◆ REQUIRED WORK ◆
1) Answer from the excerpt on the forged-cheque claim:
(a) What sum does the Plaintiff say the 2nd Defendant was not entitled to debit from the Trust Account?
(b) What sum does the Plaintiff seek as monies owing by the Defendants?
(c) Who, according to paragraph 9 of the statement of claim, forged the Plaintiff's signature?
2) Reproduce everything in the excerpt on the forged-cheque claim from "According to the" down to "of Exchange Act.", switching "forged" to "counterfeit".

◆ DOCUMENT SECTION ◆
________________________________________
According to the statement of claim the 1st Defendant had forged some cheques and money was drawn from the said Trust Account. The
Plaintiff is seeking a declaration that the 2nd Defendant was not entitled to debit the Plaintiff's Trust Account for a sum of $81,638.19
and also for payment of sum of $41,771.43 as monies owing by the Defendants to the Plaintiff. The 2nd Defendant filed the present
application for strike out of the claim against the 2nd Defendant on the basis that there was no reasonable cause of action disclosed
against the 2nd Defendant in the statement of claim. The action is based on unauthorized payments for the forged cheques and there
is a reasonable cause of action disclosed in terms of Section 24 of the Bills of Exchange Act.
- ANALYSIS
- The Plaintiff had indicated that there was no reasonable cause of action disclosed in the statement of claim. The 1st Defendant allegedly
forged the cheques drawn from the Trust Account of the Plaintiff's law firm and the 2nd Defendant being the banker to the said Trust
Account had honoured the said forged cheques. In the statement of claim at paragraph 3 the status of the 2nd Defendant is described,
but apart from this there is only one paragraph that mention of 2nd Defendant in the statement of claim and it states as follows;
'8. The Second Defendant debited the Trust Account of the Plaintiff of a total amount of $81,638.19 in respect of the above particularized
cheques.'
- In the circumstances the Plaintiff is not specifically making a claim against the 2nd Defendant however, in the following paragraph
though 2nd Defendant is not specifically mentioned it is implied that the cause of action is based on unauthorized payments to the
said cheques and the paragraph 9 of the statement of claim states as follows
'9. The Plaintiff did not draw the said cheques or authorize the drawing thereof and the Plaintiff's signature thereon was forged
by the First Defendant. In the premises, the Defendant had no authority to pay the said cheque.'(emphasis added)
________________________________________
◆ DATA SECTION ◆
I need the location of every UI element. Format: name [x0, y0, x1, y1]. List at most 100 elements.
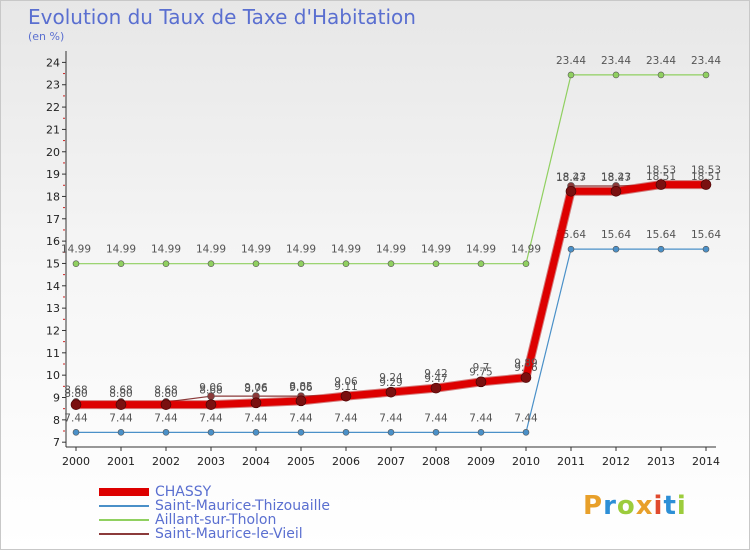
________________________________________
◆ SOLUTIONS TO THE EXERCISE ◆
1)
(a) $81,638.19
(b) $41,771.43
(c) The First Defendant

2)
According to the statement of claim the 1st Defendant had counterfeit some cheques and money was drawn from the said Trust Account. The
Plaintiff is seeking a declaration that the 2nd Defendant was not entitled to debit the Plaintiff's Trust Account for a sum of $81,638.19
and also for payment of sum of $41,771.43 as monies owing by the Defendants to the Plaintiff. The 2nd Defendant filed the present
application for strike out of the claim against the 2nd Defendant on the basis that there was no reasonable cause of action disclosed
against the 2nd Defendant in the statement of claim. The action is based on unauthorized payments for the counterfeit cheques and there
is a reasonable cause of action disclosed in terms of Section 24 of the Bills of Exchange Act.